--- START ---
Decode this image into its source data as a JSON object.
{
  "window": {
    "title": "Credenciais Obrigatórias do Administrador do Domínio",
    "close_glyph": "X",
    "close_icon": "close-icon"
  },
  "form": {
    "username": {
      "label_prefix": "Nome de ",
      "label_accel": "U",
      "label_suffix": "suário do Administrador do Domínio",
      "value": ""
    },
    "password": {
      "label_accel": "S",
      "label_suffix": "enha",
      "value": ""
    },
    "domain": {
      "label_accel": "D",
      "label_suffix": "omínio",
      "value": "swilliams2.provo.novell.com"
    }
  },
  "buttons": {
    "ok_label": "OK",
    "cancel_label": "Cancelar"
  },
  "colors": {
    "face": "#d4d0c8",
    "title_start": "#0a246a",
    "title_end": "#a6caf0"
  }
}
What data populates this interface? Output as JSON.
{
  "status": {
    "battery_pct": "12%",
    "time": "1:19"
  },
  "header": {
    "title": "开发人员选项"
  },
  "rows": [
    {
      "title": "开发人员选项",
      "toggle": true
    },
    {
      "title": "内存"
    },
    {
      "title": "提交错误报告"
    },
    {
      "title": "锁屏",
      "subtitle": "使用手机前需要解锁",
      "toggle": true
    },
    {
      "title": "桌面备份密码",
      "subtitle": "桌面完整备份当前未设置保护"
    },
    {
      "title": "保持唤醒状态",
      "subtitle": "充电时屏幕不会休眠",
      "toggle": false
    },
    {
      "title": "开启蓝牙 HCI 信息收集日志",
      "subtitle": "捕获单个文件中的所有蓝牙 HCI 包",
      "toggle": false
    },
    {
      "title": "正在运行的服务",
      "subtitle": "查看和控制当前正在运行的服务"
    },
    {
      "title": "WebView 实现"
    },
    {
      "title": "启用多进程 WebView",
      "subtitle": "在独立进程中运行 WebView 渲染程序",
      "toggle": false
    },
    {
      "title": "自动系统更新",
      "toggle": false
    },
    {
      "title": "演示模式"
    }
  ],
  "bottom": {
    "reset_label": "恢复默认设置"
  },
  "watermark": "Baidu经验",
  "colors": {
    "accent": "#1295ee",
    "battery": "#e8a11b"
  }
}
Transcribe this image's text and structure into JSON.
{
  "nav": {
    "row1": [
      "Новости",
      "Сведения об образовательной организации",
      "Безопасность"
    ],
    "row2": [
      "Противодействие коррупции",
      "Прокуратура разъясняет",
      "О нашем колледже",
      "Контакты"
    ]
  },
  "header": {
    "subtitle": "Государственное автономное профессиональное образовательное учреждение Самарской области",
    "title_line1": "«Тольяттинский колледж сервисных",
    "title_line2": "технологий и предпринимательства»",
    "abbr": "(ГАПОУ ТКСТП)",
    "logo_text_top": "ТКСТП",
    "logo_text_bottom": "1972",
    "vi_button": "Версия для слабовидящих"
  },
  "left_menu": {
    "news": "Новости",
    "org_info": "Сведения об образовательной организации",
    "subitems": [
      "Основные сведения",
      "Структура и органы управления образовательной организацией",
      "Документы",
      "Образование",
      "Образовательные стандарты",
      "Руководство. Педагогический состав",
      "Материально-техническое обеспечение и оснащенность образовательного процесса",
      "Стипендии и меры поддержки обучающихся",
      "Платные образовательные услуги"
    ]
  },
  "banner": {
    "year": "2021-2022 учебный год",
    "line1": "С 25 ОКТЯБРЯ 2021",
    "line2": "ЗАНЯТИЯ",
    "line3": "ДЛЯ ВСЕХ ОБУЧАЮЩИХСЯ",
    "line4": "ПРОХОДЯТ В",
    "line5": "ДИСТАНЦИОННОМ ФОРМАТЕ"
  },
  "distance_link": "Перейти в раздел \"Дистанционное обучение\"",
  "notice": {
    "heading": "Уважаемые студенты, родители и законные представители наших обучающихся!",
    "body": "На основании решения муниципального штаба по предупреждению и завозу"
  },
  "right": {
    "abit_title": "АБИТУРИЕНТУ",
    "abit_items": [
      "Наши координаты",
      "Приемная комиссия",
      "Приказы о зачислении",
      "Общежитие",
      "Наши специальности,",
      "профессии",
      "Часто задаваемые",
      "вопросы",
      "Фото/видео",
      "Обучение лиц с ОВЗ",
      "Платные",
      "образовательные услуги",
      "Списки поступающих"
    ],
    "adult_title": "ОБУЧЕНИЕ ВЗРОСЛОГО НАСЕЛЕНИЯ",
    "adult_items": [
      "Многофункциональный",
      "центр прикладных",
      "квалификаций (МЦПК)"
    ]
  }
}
--- END ---
REQUIRED TASK. Search the lines for the string "Administrador" and copy every line that has it.

FULL RESPONSE.
    "title": "Credenciais Obrigatórias do Administrador do Domínio",
      "label_suffix": "suário do Administrador do Domínio",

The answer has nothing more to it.